Each line in the entries below that holds the string "Panel" is to be listed.

(Dataset rows about figures)
——————————

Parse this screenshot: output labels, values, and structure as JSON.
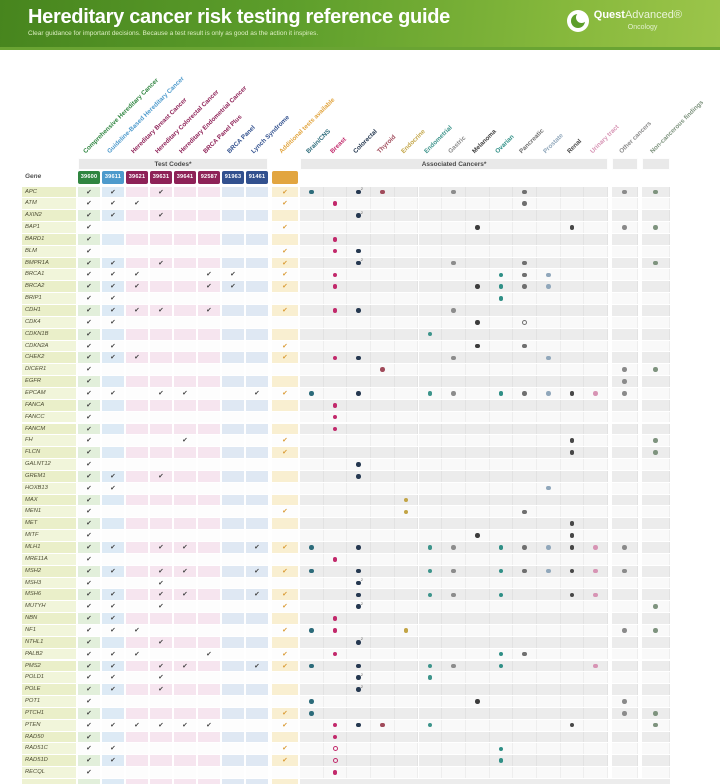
{
  "banner": {
    "title": "Hereditary cancer risk testing reference guide",
    "subtitle": "Clear guidance for important decisions. Because a test result is only as good as the action it inspires.",
    "brand": {
      "name1": "Quest",
      "name2": "Advanced®",
      "sub": "Oncology"
    }
  },
  "table": {
    "gene_header": "Gene",
    "test_codes_header": "Test Codes*",
    "associated_header": "Associated Cancers*",
    "tests": [
      {
        "label": "Comprehensive Hereditary Cancer",
        "code": "39600",
        "color": "#2f8540",
        "tint": "#e2efdb"
      },
      {
        "label": "Guideline-Based Hereditary Cancer",
        "code": "39611",
        "color": "#4d9acc",
        "tint": "#ddeaf5"
      },
      {
        "label": "Hereditary Breast Cancer",
        "code": "39621",
        "color": "#8e2157",
        "tint": "#f6e5ef"
      },
      {
        "label": "Hereditary Colorectal Cancer",
        "code": "39631",
        "color": "#8e2157",
        "tint": "#f6e5ef"
      },
      {
        "label": "Hereditary Endometrial Cancer",
        "code": "39641",
        "color": "#8e2157",
        "tint": "#f6e5ef"
      },
      {
        "label": "BRCA Panel Plus",
        "code": "92587",
        "color": "#8e2157",
        "tint": "#f6e5ef"
      },
      {
        "label": "BRCA Panel",
        "code": "91963",
        "color": "#31508e",
        "tint": "#dfe8f3"
      },
      {
        "label": "Lynch Syndrome",
        "code": "91461",
        "color": "#31508e",
        "tint": "#dfe8f3"
      }
    ],
    "additional": {
      "label": "Additional tests available",
      "color": "#e2a53f",
      "tint": "#f9efd1",
      "check_color": "#d99a33"
    },
    "cancers": [
      {
        "key": "brain",
        "label": "Brain/CNS",
        "color": "#2c6b7a"
      },
      {
        "key": "breast",
        "label": "Breast",
        "color": "#c2296b"
      },
      {
        "key": "colorectal",
        "label": "Colorectal",
        "color": "#253850"
      },
      {
        "key": "thyroid",
        "label": "Thyroid",
        "color": "#a04a5a"
      },
      {
        "key": "endocrine",
        "label": "Endocrine",
        "color": "#c2a445"
      },
      {
        "key": "endometrial",
        "label": "Endometrial",
        "color": "#3d948b"
      },
      {
        "key": "gastric",
        "label": "Gastric",
        "color": "#8c8c8c"
      },
      {
        "key": "melanoma",
        "label": "Melanoma",
        "color": "#3c3c3c"
      },
      {
        "key": "ovarian",
        "label": "Ovarian",
        "color": "#2f8f86"
      },
      {
        "key": "pancreatic",
        "label": "Pancreatic",
        "color": "#6f6f6f"
      },
      {
        "key": "prostate",
        "label": "Prostate",
        "color": "#90a7bb"
      },
      {
        "key": "renal",
        "label": "Renal",
        "color": "#474747"
      },
      {
        "key": "urinary",
        "label": "Urinary tract",
        "color": "#d794b4"
      },
      {
        "key": "other",
        "label": "Other cancers",
        "color": "#8a8a8a"
      },
      {
        "key": "noncancer",
        "label": "Non-cancerous findings",
        "color": "#7e937e"
      }
    ],
    "rows": [
      {
        "gene": "APC",
        "tests": [
          1,
          1,
          0,
          1,
          0,
          0,
          0,
          0,
          1
        ],
        "dots": {
          "brain": "f",
          "colorectal": "s",
          "thyroid": "f",
          "gastric": "f",
          "pancreatic": "f",
          "other": "f",
          "noncancer": "f"
        }
      },
      {
        "gene": "ATM",
        "tests": [
          1,
          1,
          1,
          0,
          0,
          0,
          0,
          0,
          1
        ],
        "dots": {
          "breast": "f",
          "pancreatic": "f"
        }
      },
      {
        "gene": "AXIN2",
        "tests": [
          1,
          1,
          0,
          1,
          0,
          0,
          0,
          0,
          0
        ],
        "dots": {
          "colorectal": "s"
        }
      },
      {
        "gene": "BAP1",
        "tests": [
          1,
          0,
          0,
          0,
          0,
          0,
          0,
          0,
          1
        ],
        "dots": {
          "melanoma": "f",
          "renal": "f",
          "other": "f",
          "noncancer": "f"
        }
      },
      {
        "gene": "BARD1",
        "tests": [
          1,
          0,
          0,
          0,
          0,
          0,
          0,
          0,
          0
        ],
        "dots": {
          "breast": "f"
        }
      },
      {
        "gene": "BLM",
        "tests": [
          1,
          0,
          0,
          0,
          0,
          0,
          0,
          0,
          1
        ],
        "dots": {
          "breast": "f",
          "colorectal": "f"
        }
      },
      {
        "gene": "BMPR1A",
        "tests": [
          1,
          1,
          0,
          1,
          0,
          0,
          0,
          0,
          1
        ],
        "dots": {
          "colorectal": "s",
          "gastric": "f",
          "pancreatic": "f",
          "noncancer": "f"
        }
      },
      {
        "gene": "BRCA1",
        "tests": [
          1,
          1,
          1,
          0,
          0,
          1,
          1,
          0,
          1
        ],
        "dots": {
          "breast": "f",
          "ovarian": "f",
          "pancreatic": "f",
          "prostate": "f"
        }
      },
      {
        "gene": "BRCA2",
        "tests": [
          1,
          1,
          1,
          0,
          0,
          1,
          1,
          0,
          1
        ],
        "dots": {
          "breast": "f",
          "melanoma": "f",
          "ovarian": "f",
          "pancreatic": "f",
          "prostate": "f"
        }
      },
      {
        "gene": "BRIP1",
        "tests": [
          1,
          1,
          0,
          0,
          0,
          0,
          0,
          0,
          0
        ],
        "dots": {
          "ovarian": "f"
        }
      },
      {
        "gene": "CDH1",
        "tests": [
          1,
          1,
          1,
          1,
          0,
          1,
          0,
          0,
          1
        ],
        "dots": {
          "breast": "f",
          "colorectal": "f",
          "gastric": "f"
        }
      },
      {
        "gene": "CDK4",
        "tests": [
          1,
          1,
          0,
          0,
          0,
          0,
          0,
          0,
          0
        ],
        "dots": {
          "melanoma": "f",
          "pancreatic": "o"
        }
      },
      {
        "gene": "CDKN1B",
        "tests": [
          1,
          0,
          0,
          0,
          0,
          0,
          0,
          0,
          0
        ],
        "dots": {
          "endometrial": "f"
        }
      },
      {
        "gene": "CDKN2A",
        "tests": [
          1,
          1,
          0,
          0,
          0,
          0,
          0,
          0,
          1
        ],
        "dots": {
          "melanoma": "f",
          "pancreatic": "f"
        }
      },
      {
        "gene": "CHEK2",
        "tests": [
          1,
          1,
          1,
          0,
          0,
          0,
          0,
          0,
          1
        ],
        "dots": {
          "breast": "f",
          "colorectal": "f",
          "gastric": "f",
          "prostate": "f"
        }
      },
      {
        "gene": "DICER1",
        "tests": [
          1,
          0,
          0,
          0,
          0,
          0,
          0,
          0,
          0
        ],
        "dots": {
          "thyroid": "f",
          "other": "f",
          "noncancer": "f"
        }
      },
      {
        "gene": "EGFR",
        "tests": [
          1,
          0,
          0,
          0,
          0,
          0,
          0,
          0,
          0
        ],
        "dots": {
          "other": "f"
        }
      },
      {
        "gene": "EPCAM",
        "tests": [
          1,
          1,
          0,
          1,
          1,
          0,
          0,
          1,
          1
        ],
        "dots": {
          "brain": "f",
          "colorectal": "f",
          "endometrial": "f",
          "gastric": "f",
          "ovarian": "f",
          "pancreatic": "f",
          "prostate": "f",
          "renal": "f",
          "urinary": "f",
          "other": "f"
        }
      },
      {
        "gene": "FANCA",
        "tests": [
          1,
          0,
          0,
          0,
          0,
          0,
          0,
          0,
          0
        ],
        "dots": {
          "breast": "f"
        }
      },
      {
        "gene": "FANCC",
        "tests": [
          1,
          0,
          0,
          0,
          0,
          0,
          0,
          0,
          0
        ],
        "dots": {
          "breast": "f"
        }
      },
      {
        "gene": "FANCM",
        "tests": [
          1,
          0,
          0,
          0,
          0,
          0,
          0,
          0,
          0
        ],
        "dots": {
          "breast": "f"
        }
      },
      {
        "gene": "FH",
        "tests": [
          1,
          0,
          0,
          0,
          1,
          0,
          0,
          0,
          1
        ],
        "dots": {
          "renal": "f",
          "noncancer": "f"
        }
      },
      {
        "gene": "FLCN",
        "tests": [
          1,
          0,
          0,
          0,
          0,
          0,
          0,
          0,
          1
        ],
        "dots": {
          "renal": "f",
          "noncancer": "f"
        }
      },
      {
        "gene": "GALNT12",
        "tests": [
          1,
          0,
          0,
          0,
          0,
          0,
          0,
          0,
          0
        ],
        "dots": {
          "colorectal": "f"
        }
      },
      {
        "gene": "GREM1",
        "tests": [
          1,
          1,
          0,
          1,
          0,
          0,
          0,
          0,
          0
        ],
        "dots": {
          "colorectal": "f"
        }
      },
      {
        "gene": "HOXB13",
        "tests": [
          1,
          1,
          0,
          0,
          0,
          0,
          0,
          0,
          0
        ],
        "dots": {
          "prostate": "f"
        }
      },
      {
        "gene": "MAX",
        "tests": [
          1,
          0,
          0,
          0,
          0,
          0,
          0,
          0,
          0
        ],
        "dots": {
          "endocrine": "f"
        }
      },
      {
        "gene": "MEN1",
        "tests": [
          1,
          0,
          0,
          0,
          0,
          0,
          0,
          0,
          1
        ],
        "dots": {
          "endocrine": "f",
          "pancreatic": "f"
        }
      },
      {
        "gene": "MET",
        "tests": [
          1,
          0,
          0,
          0,
          0,
          0,
          0,
          0,
          0
        ],
        "dots": {
          "renal": "f"
        }
      },
      {
        "gene": "MITF",
        "tests": [
          1,
          0,
          0,
          0,
          0,
          0,
          0,
          0,
          0
        ],
        "dots": {
          "melanoma": "f",
          "renal": "f"
        }
      },
      {
        "gene": "MLH1",
        "tests": [
          1,
          1,
          0,
          1,
          1,
          0,
          0,
          1,
          1
        ],
        "dots": {
          "brain": "f",
          "colorectal": "f",
          "endometrial": "f",
          "gastric": "f",
          "ovarian": "f",
          "pancreatic": "f",
          "prostate": "f",
          "renal": "f",
          "urinary": "f",
          "other": "f"
        }
      },
      {
        "gene": "MRE11A",
        "tests": [
          1,
          0,
          0,
          0,
          0,
          0,
          0,
          0,
          0
        ],
        "dots": {
          "breast": "f"
        }
      },
      {
        "gene": "MSH2",
        "tests": [
          1,
          1,
          0,
          1,
          1,
          0,
          0,
          1,
          1
        ],
        "dots": {
          "brain": "f",
          "colorectal": "f",
          "endometrial": "f",
          "gastric": "f",
          "ovarian": "f",
          "pancreatic": "f",
          "prostate": "f",
          "renal": "f",
          "urinary": "f",
          "other": "f"
        }
      },
      {
        "gene": "MSH3",
        "tests": [
          1,
          0,
          0,
          1,
          0,
          0,
          0,
          0,
          0
        ],
        "dots": {
          "colorectal": "s"
        }
      },
      {
        "gene": "MSH6",
        "tests": [
          1,
          1,
          0,
          1,
          1,
          0,
          0,
          1,
          1
        ],
        "dots": {
          "colorectal": "f",
          "endometrial": "f",
          "gastric": "f",
          "ovarian": "f",
          "renal": "f",
          "urinary": "f"
        }
      },
      {
        "gene": "MUTYH",
        "tests": [
          1,
          1,
          0,
          1,
          0,
          0,
          0,
          0,
          1
        ],
        "dots": {
          "colorectal": "s",
          "noncancer": "f"
        }
      },
      {
        "gene": "NBN",
        "tests": [
          1,
          1,
          0,
          0,
          0,
          0,
          0,
          0,
          0
        ],
        "dots": {
          "breast": "f"
        }
      },
      {
        "gene": "NF1",
        "tests": [
          1,
          1,
          1,
          0,
          0,
          0,
          0,
          0,
          1
        ],
        "dots": {
          "brain": "f",
          "breast": "f",
          "endocrine": "f",
          "other": "f",
          "noncancer": "f"
        }
      },
      {
        "gene": "NTHL1",
        "tests": [
          1,
          0,
          0,
          1,
          0,
          0,
          0,
          0,
          0
        ],
        "dots": {
          "colorectal": "s"
        }
      },
      {
        "gene": "PALB2",
        "tests": [
          1,
          1,
          1,
          0,
          0,
          1,
          0,
          0,
          1
        ],
        "dots": {
          "breast": "f",
          "ovarian": "f",
          "pancreatic": "f"
        }
      },
      {
        "gene": "PMS2",
        "tests": [
          1,
          1,
          0,
          1,
          1,
          0,
          0,
          1,
          1
        ],
        "dots": {
          "brain": "f",
          "colorectal": "f",
          "endometrial": "f",
          "gastric": "f",
          "ovarian": "f",
          "urinary": "f"
        }
      },
      {
        "gene": "POLD1",
        "tests": [
          1,
          1,
          0,
          1,
          0,
          0,
          0,
          0,
          0
        ],
        "dots": {
          "colorectal": "s",
          "endometrial": "f"
        }
      },
      {
        "gene": "POLE",
        "tests": [
          1,
          1,
          0,
          1,
          0,
          0,
          0,
          0,
          0
        ],
        "dots": {
          "colorectal": "s"
        }
      },
      {
        "gene": "POT1",
        "tests": [
          1,
          0,
          0,
          0,
          0,
          0,
          0,
          0,
          0
        ],
        "dots": {
          "brain": "f",
          "melanoma": "f",
          "other": "f"
        }
      },
      {
        "gene": "PTCH1",
        "tests": [
          1,
          0,
          0,
          0,
          0,
          0,
          0,
          0,
          1
        ],
        "dots": {
          "brain": "f",
          "other": "f",
          "noncancer": "f"
        }
      },
      {
        "gene": "PTEN",
        "tests": [
          1,
          1,
          1,
          1,
          1,
          1,
          0,
          0,
          1
        ],
        "dots": {
          "breast": "f",
          "colorectal": "f",
          "thyroid": "f",
          "endometrial": "f",
          "renal": "f",
          "noncancer": "f"
        }
      },
      {
        "gene": "RAD50",
        "tests": [
          1,
          0,
          0,
          0,
          0,
          0,
          0,
          0,
          0
        ],
        "dots": {
          "breast": "f"
        }
      },
      {
        "gene": "RAD51C",
        "tests": [
          1,
          1,
          0,
          0,
          0,
          0,
          0,
          0,
          1
        ],
        "dots": {
          "breast": "o",
          "ovarian": "f"
        }
      },
      {
        "gene": "RAD51D",
        "tests": [
          1,
          1,
          0,
          0,
          0,
          0,
          0,
          0,
          1
        ],
        "dots": {
          "breast": "o",
          "ovarian": "f"
        }
      },
      {
        "gene": "RECQL",
        "tests": [
          1,
          0,
          0,
          0,
          0,
          0,
          0,
          0,
          0
        ],
        "dots": {
          "breast": "f"
        }
      }
    ]
  }
}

——————————

■ **RESULT FOR THIS EXERCISE**
        "label": "BRCA Panel Plus",
        "label": "BRCA Panel",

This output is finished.